* [TASK DIRECTIONS]:
How many lines in the records below hold the string "name"? Please answer with the number and nothing more.

◇ ◇ ◇ ◇ ◇ ◇ ◇

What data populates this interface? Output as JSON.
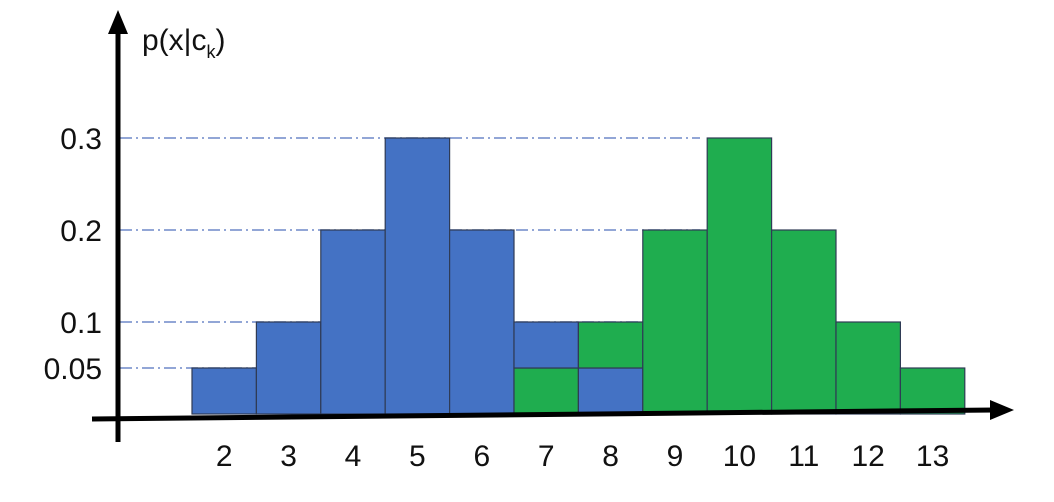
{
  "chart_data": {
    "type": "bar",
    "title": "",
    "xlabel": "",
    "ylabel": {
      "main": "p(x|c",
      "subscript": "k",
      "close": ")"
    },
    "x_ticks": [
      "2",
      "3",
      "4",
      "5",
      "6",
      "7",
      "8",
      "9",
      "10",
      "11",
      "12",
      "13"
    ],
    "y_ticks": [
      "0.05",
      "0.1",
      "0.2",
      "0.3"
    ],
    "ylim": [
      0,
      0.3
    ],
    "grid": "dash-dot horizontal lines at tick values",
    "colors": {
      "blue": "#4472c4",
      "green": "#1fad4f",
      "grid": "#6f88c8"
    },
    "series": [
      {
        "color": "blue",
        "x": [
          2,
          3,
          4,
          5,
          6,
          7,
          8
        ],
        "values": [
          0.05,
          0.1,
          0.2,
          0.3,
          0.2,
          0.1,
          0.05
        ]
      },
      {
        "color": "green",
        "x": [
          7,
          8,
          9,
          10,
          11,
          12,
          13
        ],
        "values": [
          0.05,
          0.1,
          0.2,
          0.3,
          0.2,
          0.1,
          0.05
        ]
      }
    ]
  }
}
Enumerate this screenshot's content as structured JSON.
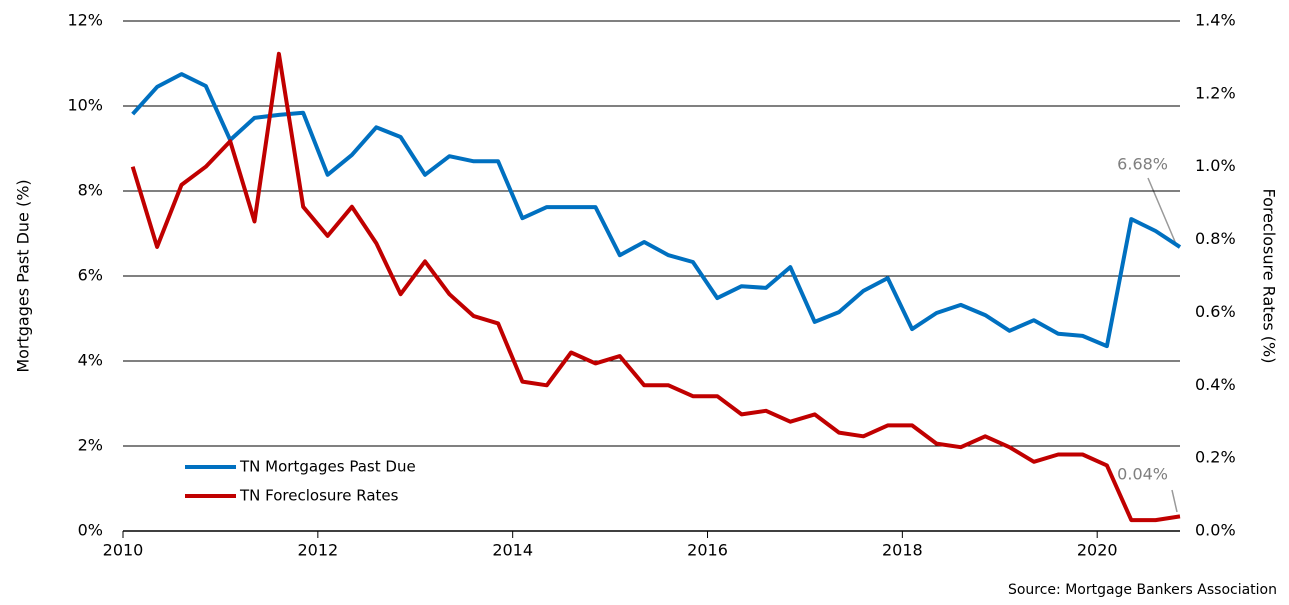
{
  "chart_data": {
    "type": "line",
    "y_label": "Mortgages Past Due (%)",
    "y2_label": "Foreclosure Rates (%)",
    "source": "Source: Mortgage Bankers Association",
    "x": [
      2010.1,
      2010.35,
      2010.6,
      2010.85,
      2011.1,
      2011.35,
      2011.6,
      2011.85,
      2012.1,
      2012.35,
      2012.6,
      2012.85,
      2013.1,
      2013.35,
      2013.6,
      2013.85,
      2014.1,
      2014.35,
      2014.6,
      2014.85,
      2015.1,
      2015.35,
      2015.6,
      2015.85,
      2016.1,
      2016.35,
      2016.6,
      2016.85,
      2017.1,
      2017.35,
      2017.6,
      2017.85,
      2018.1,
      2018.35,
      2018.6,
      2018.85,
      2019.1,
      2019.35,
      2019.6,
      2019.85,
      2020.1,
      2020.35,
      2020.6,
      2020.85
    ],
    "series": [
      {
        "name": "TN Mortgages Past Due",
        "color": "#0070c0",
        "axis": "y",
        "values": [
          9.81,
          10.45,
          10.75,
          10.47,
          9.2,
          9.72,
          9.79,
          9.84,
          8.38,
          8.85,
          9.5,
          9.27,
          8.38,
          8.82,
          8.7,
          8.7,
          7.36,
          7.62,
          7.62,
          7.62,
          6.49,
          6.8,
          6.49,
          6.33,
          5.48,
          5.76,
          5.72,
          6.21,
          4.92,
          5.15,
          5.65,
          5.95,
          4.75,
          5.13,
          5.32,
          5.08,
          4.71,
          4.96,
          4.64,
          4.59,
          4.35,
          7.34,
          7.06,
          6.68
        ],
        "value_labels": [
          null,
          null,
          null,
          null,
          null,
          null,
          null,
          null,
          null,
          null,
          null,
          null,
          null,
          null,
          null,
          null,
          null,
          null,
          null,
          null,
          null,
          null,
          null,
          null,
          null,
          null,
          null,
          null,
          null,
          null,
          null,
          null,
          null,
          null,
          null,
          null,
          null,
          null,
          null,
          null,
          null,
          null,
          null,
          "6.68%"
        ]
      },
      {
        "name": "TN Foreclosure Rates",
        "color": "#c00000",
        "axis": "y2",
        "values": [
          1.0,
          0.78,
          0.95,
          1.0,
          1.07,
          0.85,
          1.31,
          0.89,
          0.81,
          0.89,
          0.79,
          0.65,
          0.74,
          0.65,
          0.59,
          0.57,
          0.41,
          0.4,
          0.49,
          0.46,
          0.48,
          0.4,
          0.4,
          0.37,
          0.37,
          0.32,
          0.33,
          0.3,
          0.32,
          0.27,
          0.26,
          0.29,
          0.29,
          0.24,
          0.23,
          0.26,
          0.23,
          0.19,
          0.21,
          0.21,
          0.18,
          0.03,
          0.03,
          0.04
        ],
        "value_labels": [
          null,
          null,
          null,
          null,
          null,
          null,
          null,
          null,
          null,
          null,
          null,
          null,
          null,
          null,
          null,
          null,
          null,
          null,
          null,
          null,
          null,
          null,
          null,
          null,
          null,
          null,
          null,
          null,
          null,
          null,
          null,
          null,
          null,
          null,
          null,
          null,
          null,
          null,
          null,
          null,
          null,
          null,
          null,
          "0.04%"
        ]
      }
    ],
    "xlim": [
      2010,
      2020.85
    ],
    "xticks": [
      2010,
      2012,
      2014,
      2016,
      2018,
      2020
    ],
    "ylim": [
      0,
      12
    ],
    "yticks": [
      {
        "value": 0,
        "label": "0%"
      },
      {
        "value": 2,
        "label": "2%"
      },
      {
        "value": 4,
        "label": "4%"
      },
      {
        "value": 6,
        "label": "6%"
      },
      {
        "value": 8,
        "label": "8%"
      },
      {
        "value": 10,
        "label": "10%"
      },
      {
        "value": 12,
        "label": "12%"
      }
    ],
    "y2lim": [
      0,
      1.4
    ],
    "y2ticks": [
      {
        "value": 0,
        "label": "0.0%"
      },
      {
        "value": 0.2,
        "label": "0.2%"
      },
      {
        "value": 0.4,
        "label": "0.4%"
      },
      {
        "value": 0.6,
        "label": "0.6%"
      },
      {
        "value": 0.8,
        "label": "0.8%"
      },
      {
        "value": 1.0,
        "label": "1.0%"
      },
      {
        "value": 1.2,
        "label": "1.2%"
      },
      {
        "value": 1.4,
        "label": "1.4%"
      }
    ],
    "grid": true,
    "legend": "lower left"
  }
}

◇ ◇ ◇ ◇ ◇ ◇ ◇

* [WRITTEN ANSWER]:
2